* [PAGE EXTRACT]
--- BEGIN ---
Diary: 'I want to reclaim "honour"'

IssueAugust - September 2019
Comment by Cath

In the last three months, I have been to two funerals for Radical Routes activists, both in their early 50s.

Radical Routes (RR) is a network of co-operatives and for the last few years, Sean was a big presence at almost every quarterly gathering and a driving force in Catfish housing co-op, who just bought their first house in Huddersfield a few months ago.

Dave, on the other hand, a founding member of Zion Housing Co-op (aka Nutclough HC) in Hebden Bridge in 2001, hadn’t been involved or been to a gathering for years, having left Nutclough in 2009. Although he still actively promoted radical co-operation and was keen to keep up with RR news, he was busy elsewhere.

I’ve been in RR a long time and, for me, they both felt like losses to the Radical Routes extended family – both helped make RR what it is today, both influenced its development and culture. But most people currently in Radical Routes have never heard of Dave.

The entity that is Radical Routes is only 30-odd years old – younger than punk.

There aren’t many people even from the early days who are over 60.
--- END ---
* [MATERIAL FOR THIS TASK]
--- BEGIN ---
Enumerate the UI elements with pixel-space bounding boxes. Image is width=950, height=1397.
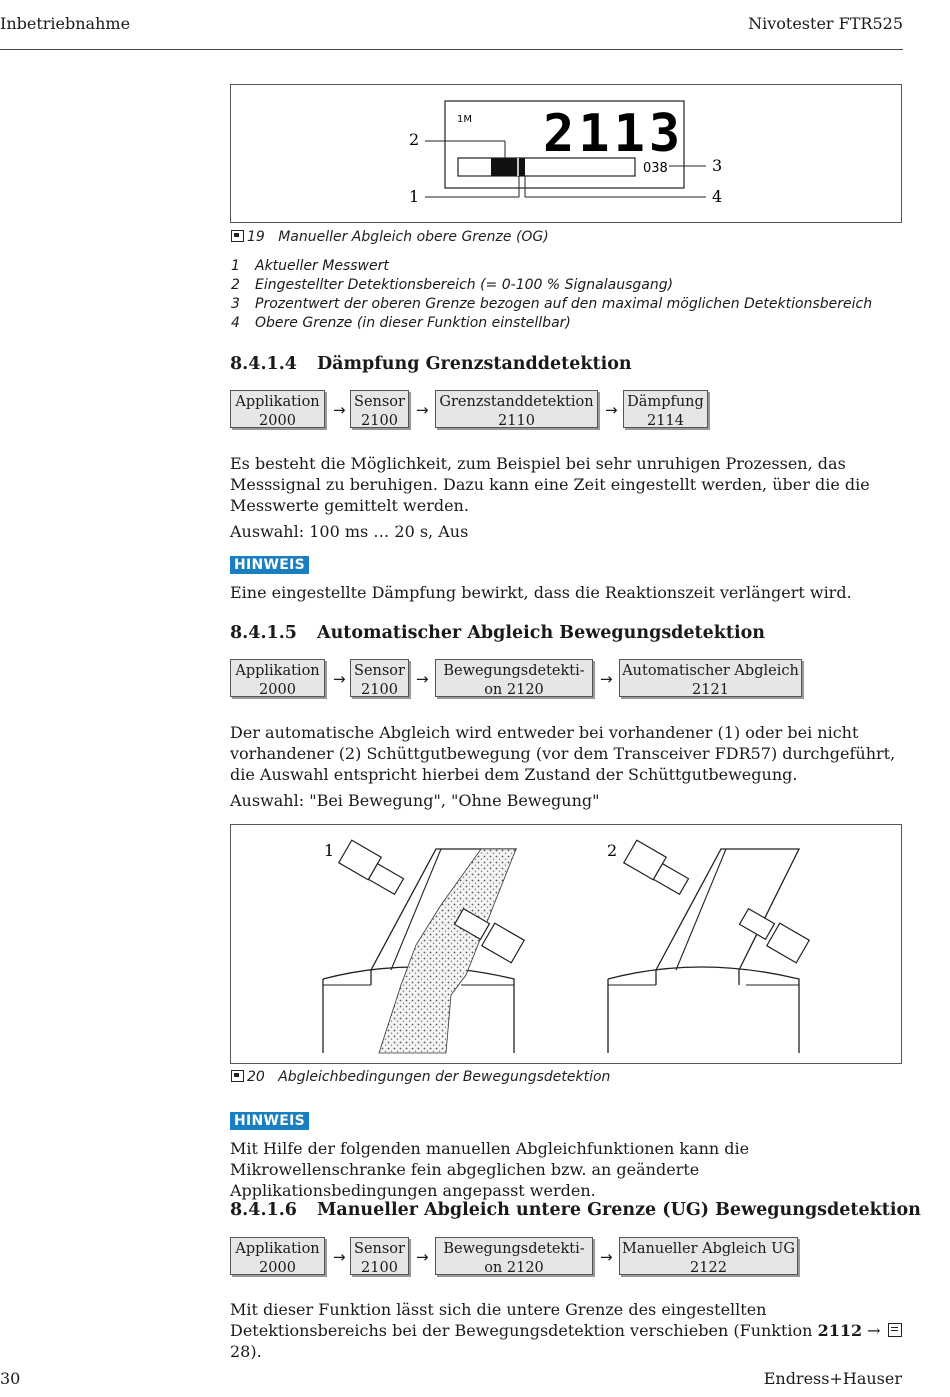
section-heading-8-4-1-6: 8.4.1.6 Manueller Abgleich untere Grenze (UG) Bewegungsdetektion xyxy=(230,1200,921,1220)
paragraph: Mit dieser Funktion lässt sich die untere Grenze des eingestellten Detektionsbereichs bei der Bewegungsdetektion verschieben (Funktion 2112 → 28). xyxy=(230,1299,905,1362)
running-header-right: Nivotester FTR525 xyxy=(748,14,903,33)
section-heading-8-4-1-4: 8.4.1.4 Dämpfung Grenzstanddetektion xyxy=(230,354,632,374)
hinweis-badge: HINWEIS xyxy=(230,556,309,574)
legend-item: 2 Eingestellter Detektionsbereich (= 0-100 % Signalausgang) xyxy=(231,277,674,293)
figure-19-frame xyxy=(230,84,902,223)
nav-box-applikation: Applikation 2000 xyxy=(230,390,325,428)
display-mode-label: 1M xyxy=(457,114,472,125)
figure-icon xyxy=(231,1070,244,1082)
scene-with-movement xyxy=(323,840,524,1053)
figure-19-number: 19 xyxy=(247,229,265,245)
legend-item: 3 Prozentwert der oberen Grenze bezogen auf den maximal möglichen Detektionsbereich xyxy=(231,296,873,312)
display-value: 2113 xyxy=(543,104,685,164)
running-header-left: Inbetriebnahme xyxy=(0,14,131,33)
nav-box-daempfung: Dämpfung 2114 xyxy=(623,390,708,428)
figure-20-number: 20 xyxy=(247,1069,265,1085)
nav-box-manueller-abgleich-ug: Manueller Abgleich UG 2122 xyxy=(619,1237,798,1275)
arrow-right-icon: → xyxy=(416,401,429,419)
footer-brand: Endress+Hauser xyxy=(763,1369,902,1388)
nav-box-sensor: Sensor 2100 xyxy=(350,659,409,697)
callout-3: 3 xyxy=(712,156,723,175)
paragraph: Es besteht die Möglichkeit, zum Beispiel bei sehr unruhigen Prozessen, das Messsignal zu beruhigen. Dazu kann eine Zeit eingestellt werden, über die die Messwerte gemittelt werden. xyxy=(230,454,870,515)
nav-box-applikation: Applikation 2000 xyxy=(230,1237,325,1275)
figure-20-title: Abgleichbedingungen der Bewegungsdetektion xyxy=(278,1069,611,1085)
hinweis-badge: HINWEIS xyxy=(230,1112,309,1130)
scene-without-movement xyxy=(607,840,809,1053)
paragraph-auswahl: Auswahl: 100 ms … 20 s, Aus xyxy=(230,522,469,541)
arrow-right-icon: → xyxy=(333,401,346,419)
page-ref-icon xyxy=(888,1323,902,1337)
nav-box-applikation: Applikation 2000 xyxy=(230,659,325,697)
function-number: 2112 xyxy=(817,1321,863,1340)
arrow-right-icon: → xyxy=(333,1248,346,1266)
legend-item: 1 Aktueller Messwert xyxy=(231,258,389,274)
hinweis-text: Mit Hilfe der folgenden manuellen Abgleichfunktionen kann die Mikrowellenschranke fein abgeglichen bzw. an geänderte Applikationsbedingungen angepasst werden. xyxy=(230,1139,750,1200)
figure-19-caption xyxy=(231,229,549,245)
legend-item: 4 Obere Grenze (in dieser Funktion einstellbar) xyxy=(231,315,571,331)
arrow-right-icon: → xyxy=(600,670,613,688)
paragraph-auswahl: Auswahl: "Bei Bewegung", "Ohne Bewegung" xyxy=(230,791,600,810)
figure-20-caption xyxy=(231,1069,610,1085)
arrow-right-icon: → xyxy=(333,670,346,688)
scene-label-1: 1 xyxy=(324,841,335,860)
display-percent: 038 xyxy=(643,161,668,176)
figure-19-display-diagram xyxy=(231,85,901,222)
section-heading-8-4-1-5: 8.4.1.5 Automatischer Abgleich Bewegungsdetektion xyxy=(230,623,766,643)
arrow-right-icon: → xyxy=(416,670,429,688)
callout-1: 1 xyxy=(409,187,420,206)
figure-20-frame xyxy=(230,824,902,1064)
header-rule xyxy=(0,49,903,50)
page-number: 30 xyxy=(0,1369,21,1388)
figure-19-title: Manueller Abgleich obere Grenze (OG) xyxy=(278,229,549,245)
arrow-right-icon: → xyxy=(416,1248,429,1266)
paragraph: Der automatische Abgleich wird entweder bei vorhandener (1) oder bei nicht vorhandener (2) Schüttgutbewegung (vor dem Transceiver FDR57) durchgeführt, die Auswahl entspricht hierbei dem Zustand der Schüttgutbewegung. xyxy=(230,723,896,784)
arrow-right-icon: → xyxy=(600,1248,613,1266)
nav-box-sensor: Sensor 2100 xyxy=(350,1237,409,1275)
hinweis-text: Eine eingestellte Dämpfung bewirkt, dass die Reaktionszeit verlängert wird. xyxy=(230,583,852,602)
callout-2: 2 xyxy=(409,130,420,149)
callout-4: 4 xyxy=(712,187,723,206)
arrow-right-icon: → xyxy=(605,401,618,419)
nav-box-automatischer-abgleich: Automatischer Abgleich 2121 xyxy=(619,659,802,697)
nav-box-grenzstanddetektion: Grenzstanddetektion 2110 xyxy=(435,390,598,428)
nav-box-sensor: Sensor 2100 xyxy=(350,390,409,428)
nav-box-bewegungsdetektion: Bewegungsdetekti- on 2120 xyxy=(435,1237,593,1275)
figure-icon xyxy=(231,230,244,242)
scene-label-2: 2 xyxy=(607,841,618,860)
figure-20-diagram xyxy=(231,825,901,1063)
nav-box-bewegungsdetektion: Bewegungsdetekti- on 2120 xyxy=(435,659,593,697)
--- END ---
* [REQUIRED TASK A] List every person named in the diary piece.
* [REQUIRED TASK B] Express the rows from the line with "section-heading-8-4-1-6: 8.4.1.6 Manueller" up to and including the line with "scene-with-movement xyxy=(323,840,524,1053)" as a JSON list of strings, one string per line, leaving out blank lines.

* [TASK OUTPUT A] Cath, Sean, Dave

* [TASK OUTPUT B]
[
  "section-heading-8-4-1-6: 8.4.1.6 Manueller Abgleich untere Grenze (UG) Bewegungsdetektion xyxy=(230,1200,921,1220)",
  "paragraph: Mit dieser Funktion lässt sich die untere Grenze des eingestellten Detektionsbereichs bei der Bewegungsdetektion verschieben (Funktion 2112 → 28). xyxy=(230,1299,905,1362)",
  "running-header-right: Nivotester FTR525 xyxy=(748,14,903,33)",
  "section-heading-8-4-1-4: 8.4.1.4 Dämpfung Grenzstanddetektion xyxy=(230,354,632,374)",
  "hinweis-badge: HINWEIS xyxy=(230,556,309,574)",
  "legend-item: 2 Eingestellter Detektionsbereich (= 0-100 % Signalausgang) xyxy=(231,277,674,293)",
  "figure-19-frame xyxy=(230,84,902,223)",
  "nav-box-applikation: Applikation 2000 xyxy=(230,390,325,428)",
  "display-mode-label: 1M xyxy=(457,114,472,125)",
  "figure-icon xyxy=(231,1070,244,1082)",
  "scene-with-movement xyxy=(323,840,524,1053)"
]